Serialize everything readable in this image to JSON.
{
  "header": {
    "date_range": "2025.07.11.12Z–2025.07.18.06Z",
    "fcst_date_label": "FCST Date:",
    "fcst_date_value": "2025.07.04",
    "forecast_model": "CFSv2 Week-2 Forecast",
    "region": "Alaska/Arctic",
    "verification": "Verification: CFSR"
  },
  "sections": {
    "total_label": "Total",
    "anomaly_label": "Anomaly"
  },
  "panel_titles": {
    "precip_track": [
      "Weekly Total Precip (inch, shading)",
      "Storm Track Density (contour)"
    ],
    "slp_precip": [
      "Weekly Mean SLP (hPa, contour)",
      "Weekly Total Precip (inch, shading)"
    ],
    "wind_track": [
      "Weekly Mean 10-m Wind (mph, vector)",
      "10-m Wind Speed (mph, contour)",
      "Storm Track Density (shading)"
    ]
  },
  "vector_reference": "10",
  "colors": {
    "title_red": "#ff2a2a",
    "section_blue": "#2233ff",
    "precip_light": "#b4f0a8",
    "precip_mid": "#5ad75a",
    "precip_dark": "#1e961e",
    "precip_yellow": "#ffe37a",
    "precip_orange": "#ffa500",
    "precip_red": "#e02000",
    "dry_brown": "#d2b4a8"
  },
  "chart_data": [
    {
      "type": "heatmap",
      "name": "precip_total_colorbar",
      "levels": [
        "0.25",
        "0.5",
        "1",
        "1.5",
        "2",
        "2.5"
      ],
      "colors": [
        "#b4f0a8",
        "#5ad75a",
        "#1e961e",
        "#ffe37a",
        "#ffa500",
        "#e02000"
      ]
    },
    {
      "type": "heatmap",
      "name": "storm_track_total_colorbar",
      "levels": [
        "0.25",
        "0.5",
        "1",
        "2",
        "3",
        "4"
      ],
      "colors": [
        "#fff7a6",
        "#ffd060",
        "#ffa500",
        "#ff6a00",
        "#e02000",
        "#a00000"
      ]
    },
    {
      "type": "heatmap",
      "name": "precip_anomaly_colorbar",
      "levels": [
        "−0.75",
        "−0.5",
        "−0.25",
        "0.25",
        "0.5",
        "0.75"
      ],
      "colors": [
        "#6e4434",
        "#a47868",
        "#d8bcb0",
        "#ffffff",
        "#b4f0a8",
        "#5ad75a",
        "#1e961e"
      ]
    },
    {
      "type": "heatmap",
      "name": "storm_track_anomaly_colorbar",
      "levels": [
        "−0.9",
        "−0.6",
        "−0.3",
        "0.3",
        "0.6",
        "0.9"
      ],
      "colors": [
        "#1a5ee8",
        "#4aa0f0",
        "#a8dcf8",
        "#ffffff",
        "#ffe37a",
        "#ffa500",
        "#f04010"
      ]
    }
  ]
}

EXERCISE BRIEF: From the records, copy every line that has the string "Weekly" in it.

REPLY TO THE TASK:
      "Weekly Total Precip (inch, shading)",
      "Weekly Mean SLP (hPa, contour)",
      "Weekly Total Precip (inch, shading)"
      "Weekly Mean 10-m Wind (mph, vector)",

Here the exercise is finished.